What this exercise asks.
(a) According to the passage on the Knowledge Vector framework, which three types of reasoning does the framework extract and manipulate representations for?
(b) Summarize the passage on the Knowledge Vector framework in two sentences.
(c) Decide whether each statement below agrees with the passage on the Knowledge Vector framework, answering yes or no and quoting the words of the passage that settle it: (i) The paper was published at ACL 2026 by a team from the University of Florida. (ii) Induction is described as reasoning from general to specific. (iii) The internal reasoning mechanisms of LLMs are described as well understood.
[Provided passage Boundary: Start]
ACL 2026 Cutting-Edge Research: Knowledge Vector Approach for Logical Reasoning in Large Language Models

The LEI NLP Lab team from the University of Florida published the paper 'Knowledge Vector of Logical Reasoning in Large Language Models' at ACL 2026, proposing the Knowledge Vector framework. Addressing the black-box problem of reasoning mechanisms in large language models (LLMs), this framework enables precise intervention and enhancement of reasoning capabilities by extracting and manipulating neural network representations corresponding to three reasoning types: deduction, induction, and abduction, providing a new direction for research on LLM interpretability and controllability.

Large language models (LLMs) perform excellently in various natural language processing tasks, but their internal reasoning mechanisms have long been regarded as a 'black box', making it impossible to accurately understand where reasoning capabilities are stored or to perform precise manipulation. Logical reasoning is the cornerstone of human intelligence, divided into three types: deduction (from general to specific), induction (from specific to general), and abduction (inferring explanations from observations), which is a key step toward achieving artificial general intelligence (AGI).
[Provided passage Boundary: End]
[Records Boundary: Start]
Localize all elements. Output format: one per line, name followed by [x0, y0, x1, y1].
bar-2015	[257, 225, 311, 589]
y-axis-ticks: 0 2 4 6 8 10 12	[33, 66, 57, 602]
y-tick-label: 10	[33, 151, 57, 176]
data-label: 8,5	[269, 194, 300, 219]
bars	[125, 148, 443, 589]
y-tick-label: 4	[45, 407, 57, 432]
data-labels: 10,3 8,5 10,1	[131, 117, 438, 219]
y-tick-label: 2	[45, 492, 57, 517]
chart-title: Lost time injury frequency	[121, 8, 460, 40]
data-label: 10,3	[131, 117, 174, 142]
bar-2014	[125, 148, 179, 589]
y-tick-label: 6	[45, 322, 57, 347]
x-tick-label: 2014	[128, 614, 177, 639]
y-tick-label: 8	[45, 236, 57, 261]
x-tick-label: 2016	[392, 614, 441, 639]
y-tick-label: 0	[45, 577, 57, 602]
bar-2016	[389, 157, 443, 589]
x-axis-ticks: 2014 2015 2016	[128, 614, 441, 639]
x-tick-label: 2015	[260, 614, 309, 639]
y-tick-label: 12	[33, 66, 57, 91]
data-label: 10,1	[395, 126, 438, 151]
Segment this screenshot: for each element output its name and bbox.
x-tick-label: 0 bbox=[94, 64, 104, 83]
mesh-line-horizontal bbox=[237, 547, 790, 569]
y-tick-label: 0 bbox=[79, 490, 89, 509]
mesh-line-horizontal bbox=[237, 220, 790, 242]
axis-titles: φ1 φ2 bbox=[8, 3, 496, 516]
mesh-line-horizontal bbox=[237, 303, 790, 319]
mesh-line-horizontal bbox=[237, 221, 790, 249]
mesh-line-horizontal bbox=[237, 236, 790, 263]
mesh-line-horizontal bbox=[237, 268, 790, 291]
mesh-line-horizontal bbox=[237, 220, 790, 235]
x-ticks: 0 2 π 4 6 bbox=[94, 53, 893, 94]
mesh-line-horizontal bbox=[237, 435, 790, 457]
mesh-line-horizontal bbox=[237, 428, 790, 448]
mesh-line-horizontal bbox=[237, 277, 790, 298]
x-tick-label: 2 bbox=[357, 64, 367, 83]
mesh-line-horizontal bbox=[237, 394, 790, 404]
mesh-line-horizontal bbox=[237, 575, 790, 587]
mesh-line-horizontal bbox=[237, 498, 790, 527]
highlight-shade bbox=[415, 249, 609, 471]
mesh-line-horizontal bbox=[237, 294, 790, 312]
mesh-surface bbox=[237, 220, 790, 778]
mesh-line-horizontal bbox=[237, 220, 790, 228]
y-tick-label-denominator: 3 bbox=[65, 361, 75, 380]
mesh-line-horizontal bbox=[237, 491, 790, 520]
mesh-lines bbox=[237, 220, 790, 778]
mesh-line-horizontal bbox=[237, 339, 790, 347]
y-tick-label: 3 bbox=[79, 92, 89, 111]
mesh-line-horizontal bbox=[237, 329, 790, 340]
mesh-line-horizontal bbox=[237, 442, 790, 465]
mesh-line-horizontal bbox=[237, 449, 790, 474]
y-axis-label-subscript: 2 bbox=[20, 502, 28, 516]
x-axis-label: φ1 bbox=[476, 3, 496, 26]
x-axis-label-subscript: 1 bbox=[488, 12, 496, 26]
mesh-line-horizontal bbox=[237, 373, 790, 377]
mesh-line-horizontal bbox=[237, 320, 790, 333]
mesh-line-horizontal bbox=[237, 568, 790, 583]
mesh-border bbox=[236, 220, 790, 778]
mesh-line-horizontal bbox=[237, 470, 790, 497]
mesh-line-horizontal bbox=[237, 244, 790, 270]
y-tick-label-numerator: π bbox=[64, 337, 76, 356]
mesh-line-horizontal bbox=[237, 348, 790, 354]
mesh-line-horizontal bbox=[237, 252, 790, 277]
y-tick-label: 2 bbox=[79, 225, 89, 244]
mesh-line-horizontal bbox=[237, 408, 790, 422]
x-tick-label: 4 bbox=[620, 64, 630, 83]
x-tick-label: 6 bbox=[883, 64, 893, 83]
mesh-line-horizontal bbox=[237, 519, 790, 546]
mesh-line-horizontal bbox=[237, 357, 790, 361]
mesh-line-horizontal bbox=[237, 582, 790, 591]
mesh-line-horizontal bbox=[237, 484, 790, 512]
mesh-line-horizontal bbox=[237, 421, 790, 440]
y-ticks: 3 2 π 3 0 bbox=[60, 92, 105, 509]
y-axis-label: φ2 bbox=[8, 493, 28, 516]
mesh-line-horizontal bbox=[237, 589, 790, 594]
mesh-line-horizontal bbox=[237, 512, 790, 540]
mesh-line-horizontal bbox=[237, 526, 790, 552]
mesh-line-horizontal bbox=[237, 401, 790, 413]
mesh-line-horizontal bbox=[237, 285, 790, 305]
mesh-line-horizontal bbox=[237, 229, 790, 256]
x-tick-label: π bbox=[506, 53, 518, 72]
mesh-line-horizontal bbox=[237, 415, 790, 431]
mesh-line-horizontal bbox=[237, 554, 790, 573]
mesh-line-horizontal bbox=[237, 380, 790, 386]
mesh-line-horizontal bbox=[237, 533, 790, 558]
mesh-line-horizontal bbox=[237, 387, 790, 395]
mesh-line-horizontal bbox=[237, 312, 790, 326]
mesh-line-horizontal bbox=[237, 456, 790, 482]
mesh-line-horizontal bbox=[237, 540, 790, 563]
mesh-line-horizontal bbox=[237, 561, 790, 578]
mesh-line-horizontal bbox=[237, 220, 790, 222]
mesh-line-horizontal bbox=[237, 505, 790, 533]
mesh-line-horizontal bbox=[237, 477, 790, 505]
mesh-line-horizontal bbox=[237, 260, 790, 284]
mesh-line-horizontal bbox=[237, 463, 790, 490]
[Records Boundary: End]
Results of the tasks.
(a) Deduction, induction, and abduction.

(b) A team from the University of Florida's LEI NLP Lab presented the Knowledge Vector framework at ACL 2026 to address the black-box nature of reasoning in large language models. By extracting and manipulating neural network representations tied to deduction, induction, and abduction, the framework enables precise intervention in and enhancement of reasoning capabilities, offering a new direction for research on LLM interpretability and controllability.

(c)
(i) Yes: "The LEI NLP Lab team from the University of Florida published the paper 'Knowledge Vector of Logical Reasoning in Large Language Models' at ACL 2026"
(ii) No: "induction (from specific to general)"
(iii) No: "their internal reasoning mechanisms have long been regarded as a 'black box'"